Look through the lines below and extract any with the word "Neither".

··········

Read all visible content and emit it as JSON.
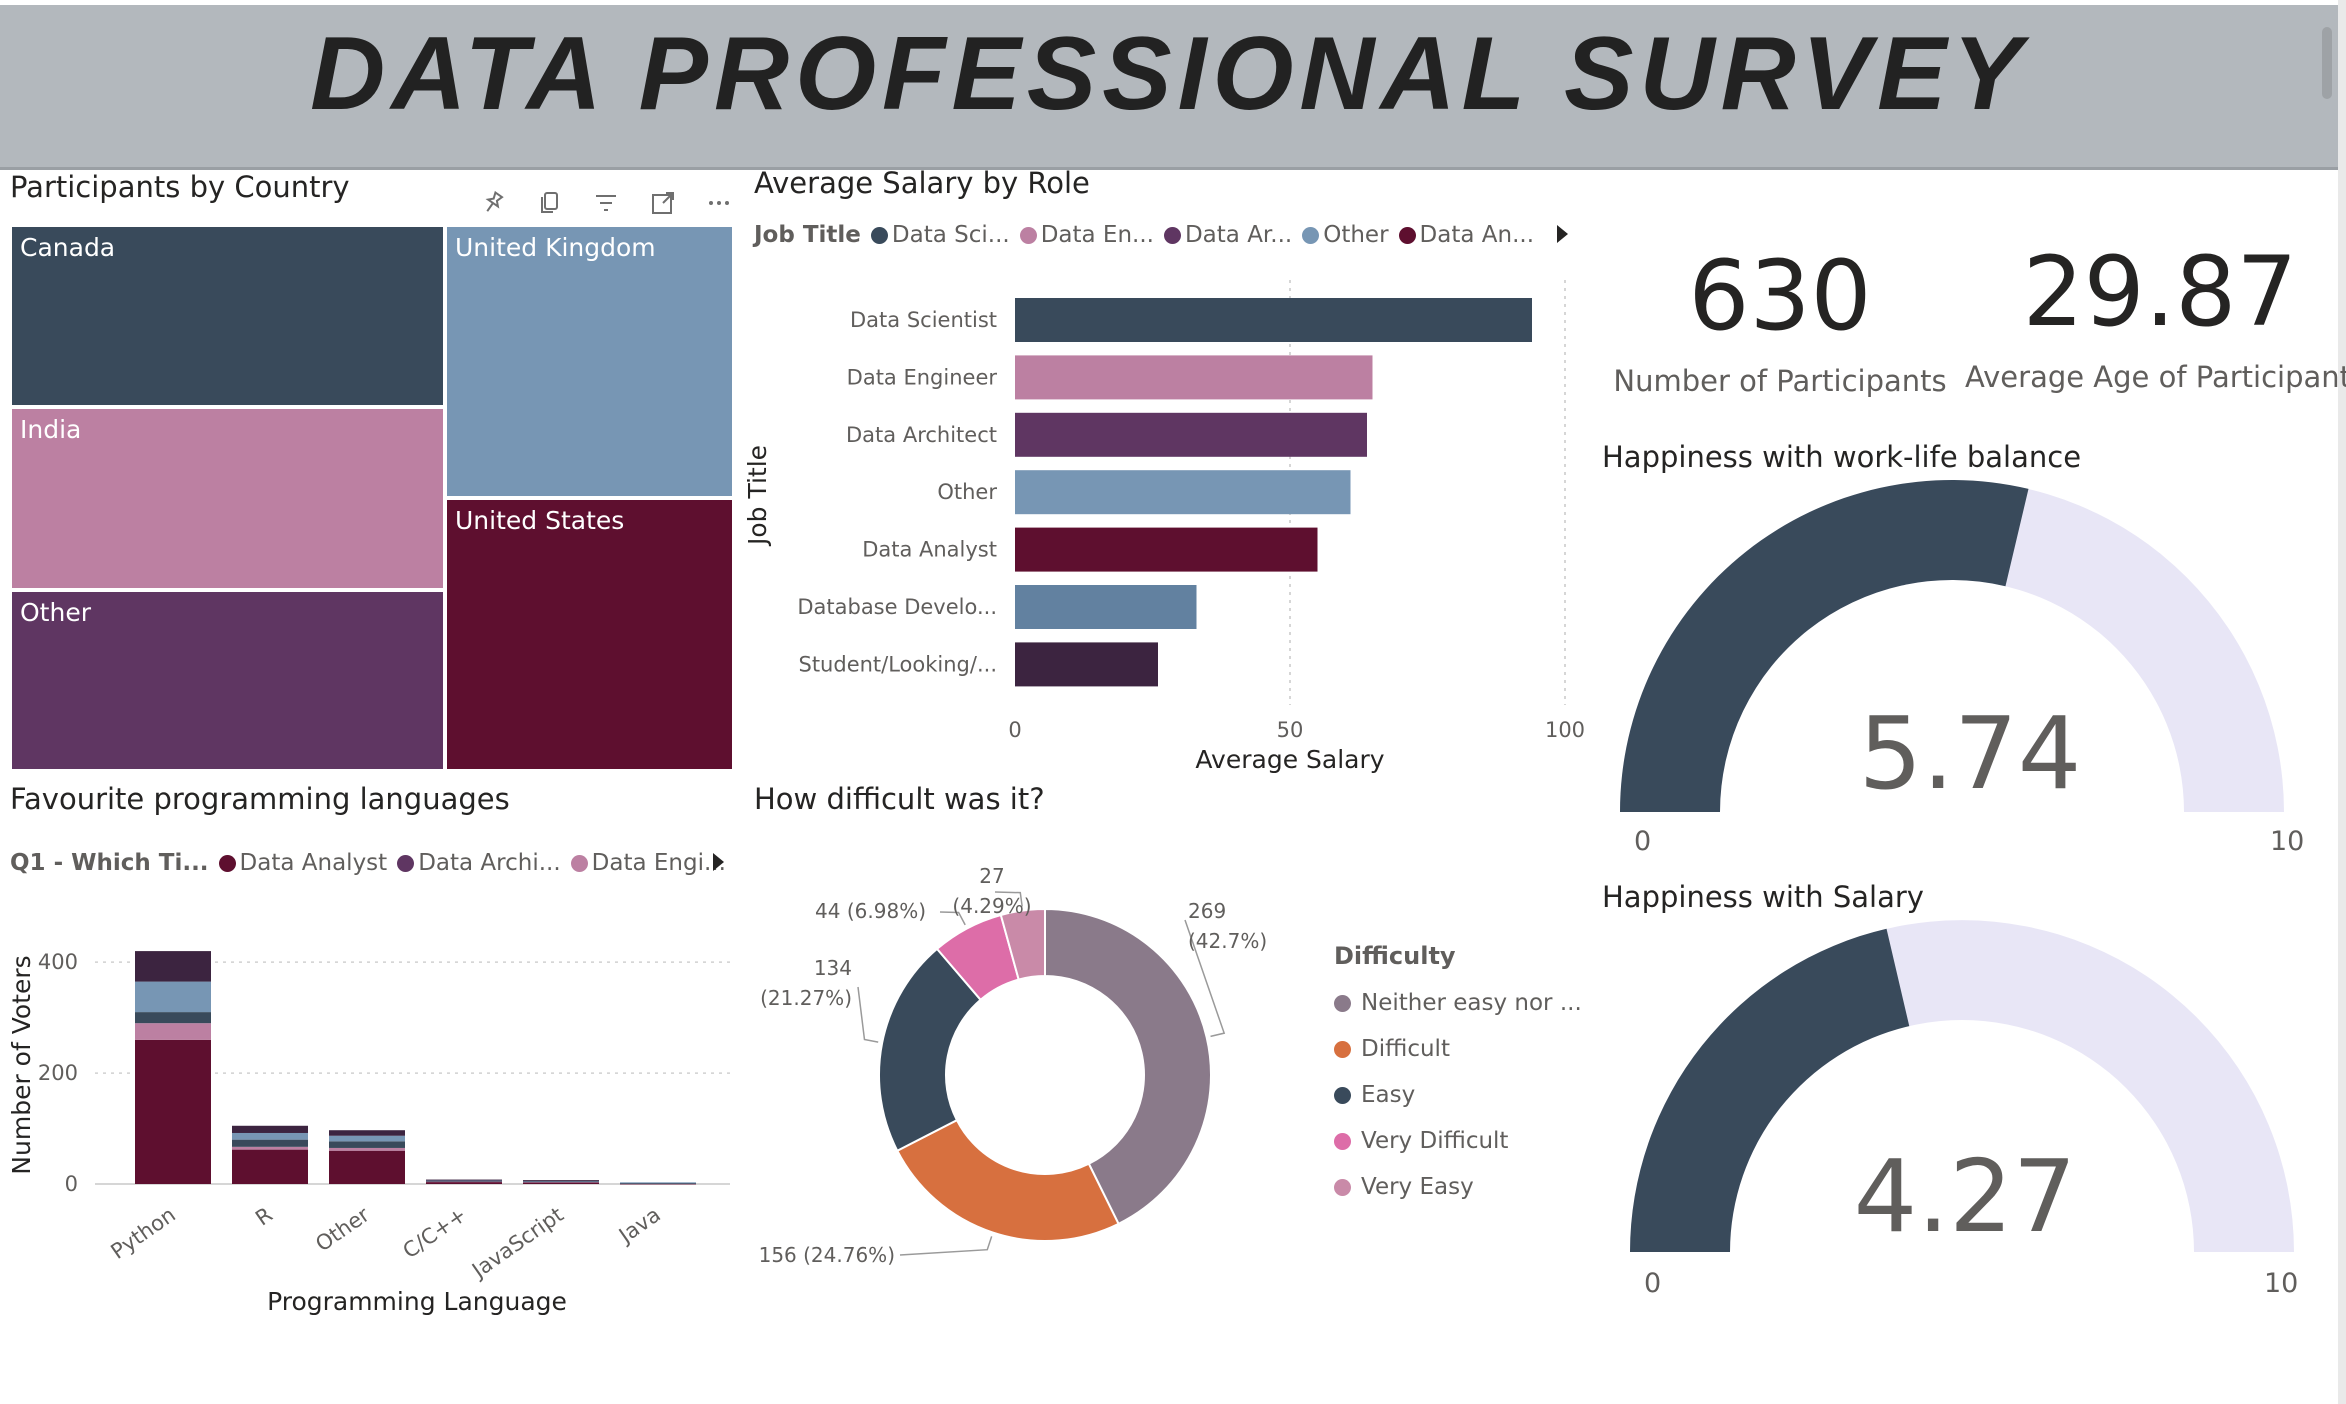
{
  "banner": {
    "title": "DATA PROFESSIONAL SURVEY"
  },
  "colors": {
    "dark_slate": "#394a5b",
    "pink": "#bc80a2",
    "purple": "#5f3662",
    "blue_grey": "#7796b4",
    "maroon": "#5e0f2f",
    "steel": "#6281a0",
    "deep_plum": "#3c2440",
    "mauve": "#8a7a8a",
    "orange": "#d7703f",
    "magenta": "#dd6da8",
    "light_pink": "#c98aa8",
    "gauge_bg": "#e8e6f6"
  },
  "treemap": {
    "title": "Participants by Country",
    "toolbar": [
      "pin-icon",
      "copy-icon",
      "filter-icon",
      "focus-mode-icon",
      "more-options-icon"
    ],
    "items": [
      {
        "label": "Canada",
        "color": "#394a5b"
      },
      {
        "label": "United Kingdom",
        "color": "#7796b4"
      },
      {
        "label": "India",
        "color": "#bc80a2"
      },
      {
        "label": "United States",
        "color": "#5e0f2f"
      },
      {
        "label": "Other",
        "color": "#5f3662"
      }
    ]
  },
  "salary": {
    "title": "Average Salary by Role",
    "legend_title": "Job Title",
    "legend": [
      {
        "label": "Data Sci...",
        "color": "#394a5b"
      },
      {
        "label": "Data En...",
        "color": "#bc80a2"
      },
      {
        "label": "Data Ar...",
        "color": "#5f3662"
      },
      {
        "label": "Other",
        "color": "#7796b4"
      },
      {
        "label": "Data An...",
        "color": "#5e0f2f"
      }
    ],
    "ylabel": "Job Title",
    "xlabel": "Average Salary"
  },
  "cards": {
    "participants": {
      "value": "630",
      "label": "Number of Participants"
    },
    "age": {
      "value": "29.87",
      "label": "Average Age of Participants"
    }
  },
  "gauges": [
    {
      "title": "Happiness with work-life balance",
      "value": 5.74,
      "display": "5.74",
      "min": 0,
      "max": 10,
      "min_label": "0",
      "max_label": "10"
    },
    {
      "title": "Happiness with Salary",
      "value": 4.27,
      "display": "4.27",
      "min": 0,
      "max": 10,
      "min_label": "0",
      "max_label": "10"
    }
  ],
  "languages": {
    "title": "Favourite programming languages",
    "legend_title": "Q1 - Which Ti...",
    "legend": [
      {
        "label": "Data Analyst",
        "color": "#5e0f2f"
      },
      {
        "label": "Data Archi...",
        "color": "#5f3662"
      },
      {
        "label": "Data Engi...",
        "color": "#bc80a2"
      }
    ]
  },
  "difficulty": {
    "title": "How difficult was it?",
    "legend_title": "Difficulty",
    "legend": [
      {
        "label": "Neither easy nor ...",
        "color": "#8a7a8a"
      },
      {
        "label": "Difficult",
        "color": "#d7703f"
      },
      {
        "label": "Easy",
        "color": "#394a5b"
      },
      {
        "label": "Very Difficult",
        "color": "#dd6da8"
      },
      {
        "label": "Very Easy",
        "color": "#c98aa8"
      }
    ]
  },
  "chart_data": [
    {
      "type": "bar",
      "orientation": "horizontal",
      "title": "Average Salary by Role",
      "xlabel": "Average Salary",
      "ylabel": "Job Title",
      "categories": [
        "Data Scientist",
        "Data Engineer",
        "Data Architect",
        "Other",
        "Data Analyst",
        "Database Develo...",
        "Student/Looking/..."
      ],
      "values": [
        94,
        65,
        64,
        61,
        55,
        33,
        26
      ],
      "colors": [
        "#394a5b",
        "#bc80a2",
        "#5f3662",
        "#7796b4",
        "#5e0f2f",
        "#6281a0",
        "#3c2440"
      ],
      "xlim": [
        0,
        100
      ],
      "xticks": [
        "0",
        "50",
        "100"
      ],
      "grid": true
    },
    {
      "type": "bar",
      "stacked": true,
      "title": "Favourite programming languages",
      "xlabel": "Programming Language",
      "ylabel": "Number of Voters",
      "categories": [
        "Python",
        "R",
        "Other",
        "C/C++",
        "JavaScript",
        "Java"
      ],
      "series": [
        {
          "name": "Data Analyst",
          "color": "#5e0f2f",
          "values": [
            260,
            62,
            60,
            4,
            3,
            1
          ]
        },
        {
          "name": "Data Engi...",
          "color": "#bc80a2",
          "values": [
            30,
            5,
            5,
            1,
            1,
            0
          ]
        },
        {
          "color": "#394a5b",
          "values": [
            20,
            13,
            12,
            1,
            1,
            1
          ]
        },
        {
          "color": "#7796b4",
          "values": [
            55,
            12,
            10,
            1,
            1,
            1
          ]
        },
        {
          "color": "#3c2440",
          "values": [
            55,
            13,
            10,
            1,
            1,
            0
          ]
        }
      ],
      "ylim": [
        0,
        440
      ],
      "yticks": [
        "0",
        "200",
        "400"
      ],
      "grid": true
    },
    {
      "type": "pie",
      "donut": true,
      "title": "How difficult was it?",
      "slices": [
        {
          "label": "Neither easy nor ...",
          "value": 269,
          "percent": "42.7%",
          "color": "#8a7a8a",
          "text": "269",
          "pct_text": "(42.7%)"
        },
        {
          "label": "Difficult",
          "value": 156,
          "percent": "24.76%",
          "color": "#d7703f",
          "text": "156 (24.76%)"
        },
        {
          "label": "Easy",
          "value": 134,
          "percent": "21.27%",
          "color": "#394a5b",
          "text": "134",
          "pct_text": "(21.27%)"
        },
        {
          "label": "Very Difficult",
          "value": 44,
          "percent": "6.98%",
          "color": "#dd6da8",
          "text": "44 (6.98%)"
        },
        {
          "label": "Very Easy",
          "value": 27,
          "percent": "4.29%",
          "color": "#c98aa8",
          "text": "27",
          "pct_text": "(4.29%)"
        }
      ]
    }
  ]
}
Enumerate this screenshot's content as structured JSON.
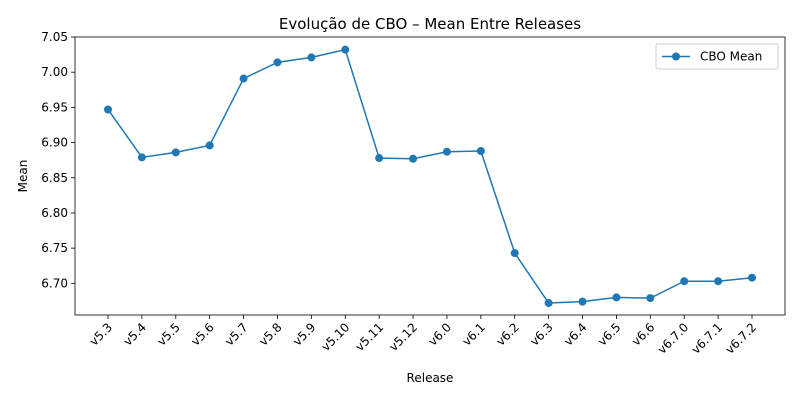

··········

- OUTPUT FOR THIS TASK:
        "label": "Neither easy nor ...",
          "label": "Neither easy nor ...",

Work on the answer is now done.